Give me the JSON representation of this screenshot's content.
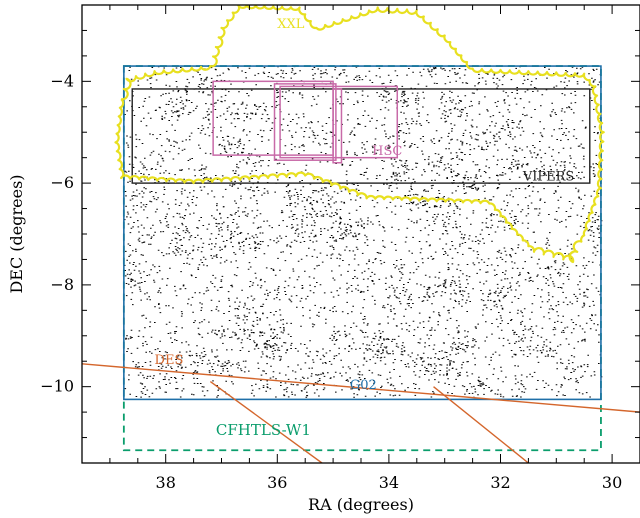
{
  "chart_data": {
    "type": "scatter",
    "xlabel": "RA (degrees)",
    "ylabel": "DEC (degrees)",
    "xlim": [
      39.5,
      29.5
    ],
    "ylim": [
      -11.5,
      -2.5
    ],
    "x_ticks": [
      38,
      36,
      34,
      32,
      30
    ],
    "x_tick_labels": [
      "38",
      "36",
      "34",
      "32",
      "30"
    ],
    "y_ticks": [
      -4,
      -6,
      -8,
      -10
    ],
    "y_tick_labels": [
      "−4",
      "−6",
      "−8",
      "−10"
    ],
    "grid": false,
    "points_region": {
      "ra": [
        38.75,
        30.2
      ],
      "dec": [
        -3.7,
        -10.2
      ]
    },
    "overlays": [
      {
        "name": "XXL",
        "color": "#e8e020",
        "style": "solid",
        "label_pos": [
          36.0,
          -2.95
        ]
      },
      {
        "name": "G02",
        "color": "#1f6fa8",
        "style": "solid",
        "ra": [
          38.75,
          30.2
        ],
        "dec": [
          -3.7,
          -10.25
        ],
        "label_pos": [
          34.7,
          -10.05
        ]
      },
      {
        "name": "CFHTLS-W1",
        "color": "#0a9d6c",
        "style": "dashed",
        "ra": [
          38.75,
          30.2
        ],
        "dec": [
          -3.7,
          -11.25
        ],
        "label_pos": [
          37.1,
          -10.95
        ]
      },
      {
        "name": "VIPERS",
        "color": "#222222",
        "style": "solid",
        "ra": [
          38.6,
          30.4
        ],
        "dec": [
          -4.15,
          -6.0
        ],
        "label_pos": [
          31.6,
          -5.95
        ]
      },
      {
        "name": "HSC",
        "color": "#c86aa8",
        "style": "solid",
        "label_pos": [
          34.3,
          -5.45
        ]
      },
      {
        "name": "DES",
        "color": "#d4662c",
        "style": "solid",
        "label_pos": [
          38.2,
          -9.55
        ]
      }
    ],
    "hsc_rects": [
      {
        "ra": [
          37.15,
          35.0
        ],
        "dec": [
          -4.0,
          -5.45
        ]
      },
      {
        "ra": [
          36.05,
          34.95
        ],
        "dec": [
          -4.05,
          -5.55
        ]
      },
      {
        "ra": [
          35.95,
          33.85
        ],
        "dec": [
          -4.1,
          -5.5
        ]
      },
      {
        "ra": [
          35.0,
          34.85
        ],
        "dec": [
          -4.15,
          -5.6
        ]
      }
    ],
    "des_lines": [
      {
        "ra": [
          39.5,
          29.5
        ],
        "dec": [
          -9.55,
          -10.5
        ]
      },
      {
        "ra": [
          37.2,
          35.2
        ],
        "dec": [
          -9.9,
          -11.5
        ]
      },
      {
        "ra": [
          33.2,
          31.5
        ],
        "dec": [
          -10.0,
          -11.5
        ]
      }
    ],
    "xxl_boundary": [
      [
        38.8,
        -4.35
      ],
      [
        38.9,
        -5.2
      ],
      [
        38.8,
        -5.9
      ],
      [
        37.5,
        -6.0
      ],
      [
        35.5,
        -5.85
      ],
      [
        34.4,
        -6.3
      ],
      [
        32.2,
        -6.4
      ],
      [
        31.8,
        -6.9
      ],
      [
        31.4,
        -7.35
      ],
      [
        30.7,
        -7.55
      ],
      [
        30.55,
        -7.15
      ],
      [
        30.45,
        -6.9
      ],
      [
        30.2,
        -6.1
      ],
      [
        30.15,
        -5.0
      ],
      [
        30.3,
        -4.1
      ],
      [
        30.5,
        -3.85
      ],
      [
        32.5,
        -3.75
      ],
      [
        33.0,
        -3.1
      ],
      [
        33.5,
        -2.6
      ],
      [
        34.2,
        -2.55
      ],
      [
        35.3,
        -2.95
      ],
      [
        35.6,
        -2.55
      ],
      [
        36.7,
        -2.5
      ],
      [
        37.0,
        -2.95
      ],
      [
        37.2,
        -3.7
      ],
      [
        38.2,
        -3.8
      ],
      [
        38.7,
        -3.95
      ],
      [
        38.8,
        -4.35
      ]
    ]
  }
}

☆ ☆ ☆ ☆ ☆ ☆ ☆

### EXERCISE INSTRUCTIONS
Take every line from the records above that has the word "degrees" and copy it.

### RESULT
    "xlabel": "RA (degrees)",
    "ylabel": "DEC (degrees)",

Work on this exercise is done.